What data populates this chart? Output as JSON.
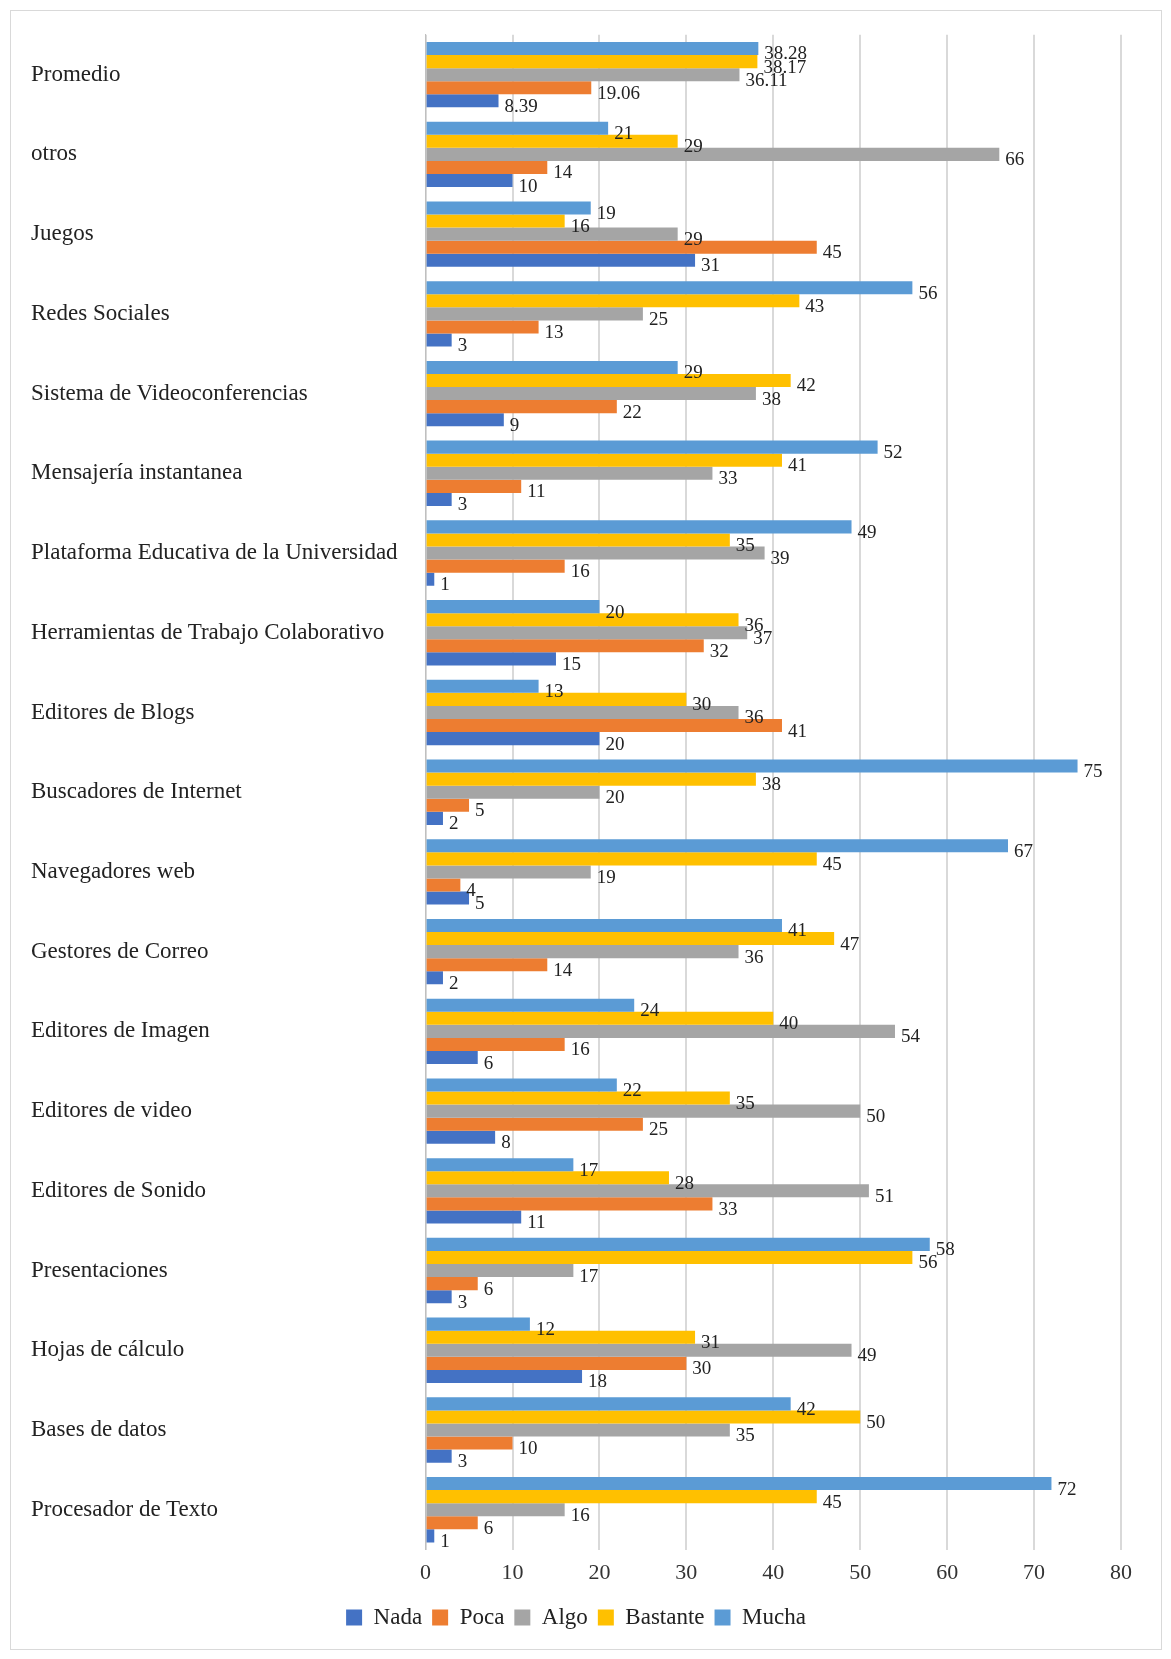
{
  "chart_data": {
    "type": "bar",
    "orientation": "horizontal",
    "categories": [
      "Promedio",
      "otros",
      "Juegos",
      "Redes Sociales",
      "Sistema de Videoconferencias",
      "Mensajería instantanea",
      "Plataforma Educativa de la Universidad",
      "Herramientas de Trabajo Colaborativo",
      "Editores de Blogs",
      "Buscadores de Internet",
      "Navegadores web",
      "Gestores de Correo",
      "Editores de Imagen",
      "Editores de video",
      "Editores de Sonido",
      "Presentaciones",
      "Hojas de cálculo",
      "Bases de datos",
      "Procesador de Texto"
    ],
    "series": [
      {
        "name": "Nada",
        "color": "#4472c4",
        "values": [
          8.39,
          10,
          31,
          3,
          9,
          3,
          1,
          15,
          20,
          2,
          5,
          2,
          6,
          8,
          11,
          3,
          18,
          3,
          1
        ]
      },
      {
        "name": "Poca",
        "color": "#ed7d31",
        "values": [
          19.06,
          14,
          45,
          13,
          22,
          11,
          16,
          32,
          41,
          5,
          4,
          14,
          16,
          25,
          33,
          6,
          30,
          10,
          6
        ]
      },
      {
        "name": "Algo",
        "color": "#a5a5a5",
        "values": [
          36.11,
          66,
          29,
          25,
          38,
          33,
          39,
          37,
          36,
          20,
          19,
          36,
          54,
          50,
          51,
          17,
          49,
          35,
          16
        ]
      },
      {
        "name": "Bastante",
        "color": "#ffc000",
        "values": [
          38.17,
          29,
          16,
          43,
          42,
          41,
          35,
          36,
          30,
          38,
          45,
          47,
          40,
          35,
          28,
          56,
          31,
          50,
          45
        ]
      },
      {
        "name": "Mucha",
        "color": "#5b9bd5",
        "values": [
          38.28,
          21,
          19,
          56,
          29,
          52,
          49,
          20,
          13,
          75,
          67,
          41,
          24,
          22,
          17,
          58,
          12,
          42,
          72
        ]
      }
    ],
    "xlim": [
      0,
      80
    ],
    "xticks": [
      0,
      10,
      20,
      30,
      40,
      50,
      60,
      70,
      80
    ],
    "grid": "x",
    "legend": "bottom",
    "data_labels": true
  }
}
※
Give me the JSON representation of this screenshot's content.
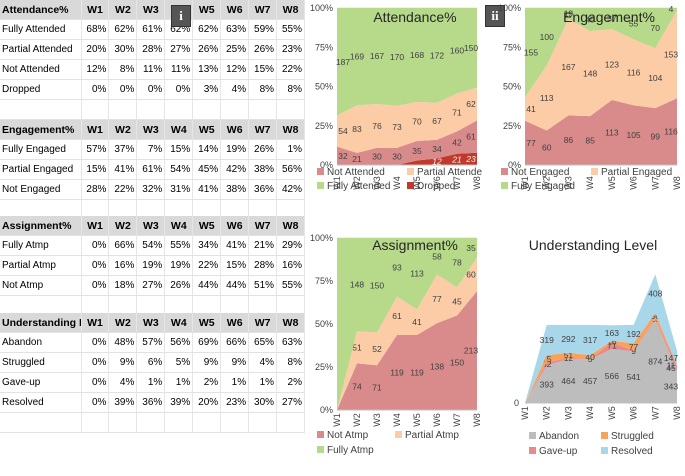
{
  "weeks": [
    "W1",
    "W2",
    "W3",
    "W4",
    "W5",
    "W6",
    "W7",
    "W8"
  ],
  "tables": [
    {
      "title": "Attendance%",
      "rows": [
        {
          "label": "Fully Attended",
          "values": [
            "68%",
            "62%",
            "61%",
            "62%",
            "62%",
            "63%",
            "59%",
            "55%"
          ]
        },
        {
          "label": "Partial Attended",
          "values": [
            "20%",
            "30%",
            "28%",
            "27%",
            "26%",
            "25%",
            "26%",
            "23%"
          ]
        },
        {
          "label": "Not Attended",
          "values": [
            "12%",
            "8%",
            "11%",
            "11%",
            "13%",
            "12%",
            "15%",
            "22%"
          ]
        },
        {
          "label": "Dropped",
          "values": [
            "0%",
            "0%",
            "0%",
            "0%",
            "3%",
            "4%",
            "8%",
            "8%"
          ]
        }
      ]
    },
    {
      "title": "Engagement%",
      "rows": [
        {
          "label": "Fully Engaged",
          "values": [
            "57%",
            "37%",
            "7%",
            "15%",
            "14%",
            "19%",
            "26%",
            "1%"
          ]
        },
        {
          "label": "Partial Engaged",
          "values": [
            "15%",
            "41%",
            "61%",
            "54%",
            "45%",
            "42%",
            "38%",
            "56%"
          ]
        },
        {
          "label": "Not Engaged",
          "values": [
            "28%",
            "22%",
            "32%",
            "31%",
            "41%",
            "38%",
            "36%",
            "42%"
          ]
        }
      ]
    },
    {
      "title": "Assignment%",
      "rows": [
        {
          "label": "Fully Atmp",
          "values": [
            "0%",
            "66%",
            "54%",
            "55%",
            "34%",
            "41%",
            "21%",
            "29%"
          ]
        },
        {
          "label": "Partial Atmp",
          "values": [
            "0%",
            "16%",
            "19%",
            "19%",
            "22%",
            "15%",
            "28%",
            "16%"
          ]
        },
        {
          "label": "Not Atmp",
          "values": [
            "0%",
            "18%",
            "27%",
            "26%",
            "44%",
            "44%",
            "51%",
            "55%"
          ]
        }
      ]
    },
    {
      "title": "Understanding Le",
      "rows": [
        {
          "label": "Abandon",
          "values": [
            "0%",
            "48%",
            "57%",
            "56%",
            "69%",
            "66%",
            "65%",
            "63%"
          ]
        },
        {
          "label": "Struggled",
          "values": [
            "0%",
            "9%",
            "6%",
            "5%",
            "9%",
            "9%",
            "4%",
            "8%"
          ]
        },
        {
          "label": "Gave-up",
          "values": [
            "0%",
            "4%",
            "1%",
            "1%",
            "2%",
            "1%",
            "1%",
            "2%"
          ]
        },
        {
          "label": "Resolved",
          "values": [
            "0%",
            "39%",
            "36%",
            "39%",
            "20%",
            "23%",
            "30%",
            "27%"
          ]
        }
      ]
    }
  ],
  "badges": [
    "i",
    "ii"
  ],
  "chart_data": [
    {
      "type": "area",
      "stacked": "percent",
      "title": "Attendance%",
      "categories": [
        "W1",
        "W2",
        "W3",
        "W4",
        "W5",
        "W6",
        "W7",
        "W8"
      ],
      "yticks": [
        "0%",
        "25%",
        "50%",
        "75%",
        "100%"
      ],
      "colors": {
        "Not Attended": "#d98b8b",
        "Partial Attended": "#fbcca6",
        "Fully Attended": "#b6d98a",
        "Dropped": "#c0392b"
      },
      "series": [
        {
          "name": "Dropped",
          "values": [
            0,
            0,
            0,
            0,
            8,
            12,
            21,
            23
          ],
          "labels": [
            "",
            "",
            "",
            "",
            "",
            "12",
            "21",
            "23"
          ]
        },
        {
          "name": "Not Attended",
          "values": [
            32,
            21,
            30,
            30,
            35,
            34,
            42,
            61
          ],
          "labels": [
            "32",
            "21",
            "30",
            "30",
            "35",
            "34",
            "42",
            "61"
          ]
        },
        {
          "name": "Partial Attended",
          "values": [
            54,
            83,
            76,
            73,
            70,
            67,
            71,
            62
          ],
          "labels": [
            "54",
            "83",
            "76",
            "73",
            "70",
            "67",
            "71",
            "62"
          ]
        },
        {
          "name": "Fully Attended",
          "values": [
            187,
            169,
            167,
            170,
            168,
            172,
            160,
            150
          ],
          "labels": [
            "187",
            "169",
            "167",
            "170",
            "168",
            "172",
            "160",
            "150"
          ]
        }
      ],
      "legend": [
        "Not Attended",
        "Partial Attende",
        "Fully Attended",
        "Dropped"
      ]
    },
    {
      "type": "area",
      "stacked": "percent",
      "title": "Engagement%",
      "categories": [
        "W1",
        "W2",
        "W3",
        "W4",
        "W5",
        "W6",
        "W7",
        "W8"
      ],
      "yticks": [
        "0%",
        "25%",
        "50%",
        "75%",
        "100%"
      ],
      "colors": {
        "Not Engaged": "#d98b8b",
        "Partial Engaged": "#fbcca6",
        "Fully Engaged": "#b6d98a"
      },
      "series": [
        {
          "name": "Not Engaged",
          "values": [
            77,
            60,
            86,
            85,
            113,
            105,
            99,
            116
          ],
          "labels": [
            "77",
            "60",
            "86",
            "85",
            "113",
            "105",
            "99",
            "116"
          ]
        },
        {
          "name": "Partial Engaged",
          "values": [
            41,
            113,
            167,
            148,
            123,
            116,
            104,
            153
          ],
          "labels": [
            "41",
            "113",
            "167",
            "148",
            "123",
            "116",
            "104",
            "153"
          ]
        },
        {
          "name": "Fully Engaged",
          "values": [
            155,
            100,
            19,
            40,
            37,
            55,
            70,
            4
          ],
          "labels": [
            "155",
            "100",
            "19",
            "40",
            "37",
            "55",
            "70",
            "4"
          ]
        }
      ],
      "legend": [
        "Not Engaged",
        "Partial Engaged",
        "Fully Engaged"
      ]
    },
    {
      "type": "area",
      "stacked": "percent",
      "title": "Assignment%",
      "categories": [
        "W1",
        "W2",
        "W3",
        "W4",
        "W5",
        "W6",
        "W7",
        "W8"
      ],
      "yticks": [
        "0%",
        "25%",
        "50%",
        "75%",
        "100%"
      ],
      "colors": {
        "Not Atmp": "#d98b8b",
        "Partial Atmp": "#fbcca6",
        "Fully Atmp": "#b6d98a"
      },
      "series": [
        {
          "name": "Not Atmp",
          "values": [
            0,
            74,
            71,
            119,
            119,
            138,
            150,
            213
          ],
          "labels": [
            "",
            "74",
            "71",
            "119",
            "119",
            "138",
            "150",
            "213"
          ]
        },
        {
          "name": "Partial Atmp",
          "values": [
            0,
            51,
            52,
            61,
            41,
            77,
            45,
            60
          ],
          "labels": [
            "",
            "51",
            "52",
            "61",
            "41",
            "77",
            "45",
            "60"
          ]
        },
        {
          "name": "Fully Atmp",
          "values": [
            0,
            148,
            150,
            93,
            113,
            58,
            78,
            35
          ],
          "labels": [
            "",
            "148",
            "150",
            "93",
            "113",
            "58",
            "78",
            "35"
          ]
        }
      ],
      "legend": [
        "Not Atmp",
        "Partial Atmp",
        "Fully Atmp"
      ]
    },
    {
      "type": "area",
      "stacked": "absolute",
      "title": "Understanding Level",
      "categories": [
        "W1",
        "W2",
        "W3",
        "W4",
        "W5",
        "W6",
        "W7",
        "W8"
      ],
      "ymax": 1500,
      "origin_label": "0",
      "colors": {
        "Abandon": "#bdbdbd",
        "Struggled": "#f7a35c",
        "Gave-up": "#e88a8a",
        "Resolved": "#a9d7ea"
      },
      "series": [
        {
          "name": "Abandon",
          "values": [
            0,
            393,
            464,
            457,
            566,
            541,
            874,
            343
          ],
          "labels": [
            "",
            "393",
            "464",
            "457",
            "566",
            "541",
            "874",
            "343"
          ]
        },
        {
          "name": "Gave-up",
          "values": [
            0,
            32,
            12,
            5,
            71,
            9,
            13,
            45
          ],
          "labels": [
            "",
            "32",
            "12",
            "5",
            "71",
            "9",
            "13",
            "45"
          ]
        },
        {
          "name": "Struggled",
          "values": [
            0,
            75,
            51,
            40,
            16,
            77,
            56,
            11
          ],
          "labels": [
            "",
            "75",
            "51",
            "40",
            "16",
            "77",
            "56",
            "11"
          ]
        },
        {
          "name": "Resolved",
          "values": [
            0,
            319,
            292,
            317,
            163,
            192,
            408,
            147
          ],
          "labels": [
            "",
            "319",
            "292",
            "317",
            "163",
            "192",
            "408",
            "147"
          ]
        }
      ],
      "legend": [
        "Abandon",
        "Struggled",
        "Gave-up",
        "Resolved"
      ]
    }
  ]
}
※
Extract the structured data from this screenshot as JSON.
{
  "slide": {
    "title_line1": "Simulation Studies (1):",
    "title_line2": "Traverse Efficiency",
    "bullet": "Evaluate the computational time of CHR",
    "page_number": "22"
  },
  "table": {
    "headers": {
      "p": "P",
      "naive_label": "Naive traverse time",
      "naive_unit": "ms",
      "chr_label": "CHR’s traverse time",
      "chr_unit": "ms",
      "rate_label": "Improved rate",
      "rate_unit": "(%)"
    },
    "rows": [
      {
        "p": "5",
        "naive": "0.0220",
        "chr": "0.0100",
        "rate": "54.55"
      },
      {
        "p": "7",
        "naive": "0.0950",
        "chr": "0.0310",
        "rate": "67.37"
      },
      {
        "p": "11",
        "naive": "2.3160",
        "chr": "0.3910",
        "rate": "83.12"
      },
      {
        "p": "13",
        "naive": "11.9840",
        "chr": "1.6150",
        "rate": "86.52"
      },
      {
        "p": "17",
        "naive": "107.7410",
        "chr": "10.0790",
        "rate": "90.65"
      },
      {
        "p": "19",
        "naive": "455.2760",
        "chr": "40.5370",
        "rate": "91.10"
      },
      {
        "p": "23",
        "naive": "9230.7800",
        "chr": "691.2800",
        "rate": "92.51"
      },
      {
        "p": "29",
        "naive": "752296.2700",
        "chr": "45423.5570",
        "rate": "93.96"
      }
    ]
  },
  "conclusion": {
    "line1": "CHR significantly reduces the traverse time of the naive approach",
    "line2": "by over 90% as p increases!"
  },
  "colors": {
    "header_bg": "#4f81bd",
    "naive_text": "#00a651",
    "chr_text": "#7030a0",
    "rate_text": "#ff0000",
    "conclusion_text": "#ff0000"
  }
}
※
Set problem ▸
Select the lines in this material that hold the word "Struggled", leaving none out.

Written answer ▸
          "label": "Struggled",
        "Struggled": "#f7a35c",
          "name": "Struggled",
        "Struggled",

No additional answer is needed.